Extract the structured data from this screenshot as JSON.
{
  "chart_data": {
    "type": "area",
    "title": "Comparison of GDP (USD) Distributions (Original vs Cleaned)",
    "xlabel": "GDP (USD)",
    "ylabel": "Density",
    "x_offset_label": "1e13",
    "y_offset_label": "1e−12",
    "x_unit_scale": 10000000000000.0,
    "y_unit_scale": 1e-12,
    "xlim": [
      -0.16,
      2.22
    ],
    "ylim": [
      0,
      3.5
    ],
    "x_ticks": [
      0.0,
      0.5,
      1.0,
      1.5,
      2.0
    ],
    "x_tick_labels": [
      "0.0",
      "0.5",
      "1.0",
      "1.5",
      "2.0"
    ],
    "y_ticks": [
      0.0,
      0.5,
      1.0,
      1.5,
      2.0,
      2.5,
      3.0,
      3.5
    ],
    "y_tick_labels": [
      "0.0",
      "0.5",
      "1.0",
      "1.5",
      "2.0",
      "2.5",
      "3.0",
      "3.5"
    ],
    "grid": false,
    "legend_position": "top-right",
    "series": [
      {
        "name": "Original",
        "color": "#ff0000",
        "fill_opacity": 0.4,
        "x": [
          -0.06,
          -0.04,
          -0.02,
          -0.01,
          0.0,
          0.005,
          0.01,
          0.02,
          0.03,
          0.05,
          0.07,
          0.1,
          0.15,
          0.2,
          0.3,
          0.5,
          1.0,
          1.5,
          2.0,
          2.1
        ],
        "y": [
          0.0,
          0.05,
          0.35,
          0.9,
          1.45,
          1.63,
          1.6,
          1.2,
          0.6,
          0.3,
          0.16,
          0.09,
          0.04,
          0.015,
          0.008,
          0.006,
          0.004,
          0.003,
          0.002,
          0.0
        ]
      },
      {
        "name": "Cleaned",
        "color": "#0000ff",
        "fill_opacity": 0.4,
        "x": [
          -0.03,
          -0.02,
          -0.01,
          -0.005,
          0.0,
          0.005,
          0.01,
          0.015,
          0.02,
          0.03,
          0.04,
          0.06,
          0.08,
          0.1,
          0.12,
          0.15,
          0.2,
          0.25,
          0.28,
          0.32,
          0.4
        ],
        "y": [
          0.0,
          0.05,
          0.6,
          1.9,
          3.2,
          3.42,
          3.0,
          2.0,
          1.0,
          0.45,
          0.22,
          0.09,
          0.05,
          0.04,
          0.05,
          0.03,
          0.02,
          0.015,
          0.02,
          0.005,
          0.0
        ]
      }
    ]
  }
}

----------

What to work on: Could you transcribe the records in full, exactly?

Right answer:
Extract the structured data from this screenshot as JSON.
{
  "chart_data": {
    "type": "area",
    "title": "Comparison of GDP (USD) Distributions (Original vs Cleaned)",
    "xlabel": "GDP (USD)",
    "ylabel": "Density",
    "x_offset_label": "1e13",
    "y_offset_label": "1e−12",
    "x_unit_scale": 10000000000000.0,
    "y_unit_scale": 1e-12,
    "xlim": [
      -0.16,
      2.22
    ],
    "ylim": [
      0,
      3.5
    ],
    "x_ticks": [
      0.0,
      0.5,
      1.0,
      1.5,
      2.0
    ],
    "x_tick_labels": [
      "0.0",
      "0.5",
      "1.0",
      "1.5",
      "2.0"
    ],
    "y_ticks": [
      0.0,
      0.5,
      1.0,
      1.5,
      2.0,
      2.5,
      3.0,
      3.5
    ],
    "y_tick_labels": [
      "0.0",
      "0.5",
      "1.0",
      "1.5",
      "2.0",
      "2.5",
      "3.0",
      "3.5"
    ],
    "grid": false,
    "legend_position": "top-right",
    "series": [
      {
        "name": "Original",
        "color": "#ff0000",
        "fill_opacity": 0.4,
        "x": [
          -0.06,
          -0.04,
          -0.02,
          -0.01,
          0.0,
          0.005,
          0.01,
          0.02,
          0.03,
          0.05,
          0.07,
          0.1,
          0.15,
          0.2,
          0.3,
          0.5,
          1.0,
          1.5,
          2.0,
          2.1
        ],
        "y": [
          0.0,
          0.05,
          0.35,
          0.9,
          1.45,
          1.63,
          1.6,
          1.2,
          0.6,
          0.3,
          0.16,
          0.09,
          0.04,
          0.015,
          0.008,
          0.006,
          0.004,
          0.003,
          0.002,
          0.0
        ]
      },
      {
        "name": "Cleaned",
        "color": "#0000ff",
        "fill_opacity": 0.4,
        "x": [
          -0.03,
          -0.02,
          -0.01,
          -0.005,
          0.0,
          0.005,
          0.01,
          0.015,
          0.02,
          0.03,
          0.04,
          0.06,
          0.08,
          0.1,
          0.12,
          0.15,
          0.2,
          0.25,
          0.28,
          0.32,
          0.4
        ],
        "y": [
          0.0,
          0.05,
          0.6,
          1.9,
          3.2,
          3.42,
          3.0,
          2.0,
          1.0,
          0.45,
          0.22,
          0.09,
          0.05,
          0.04,
          0.05,
          0.03,
          0.02,
          0.015,
          0.02,
          0.005,
          0.0
        ]
      }
    ]
  }
}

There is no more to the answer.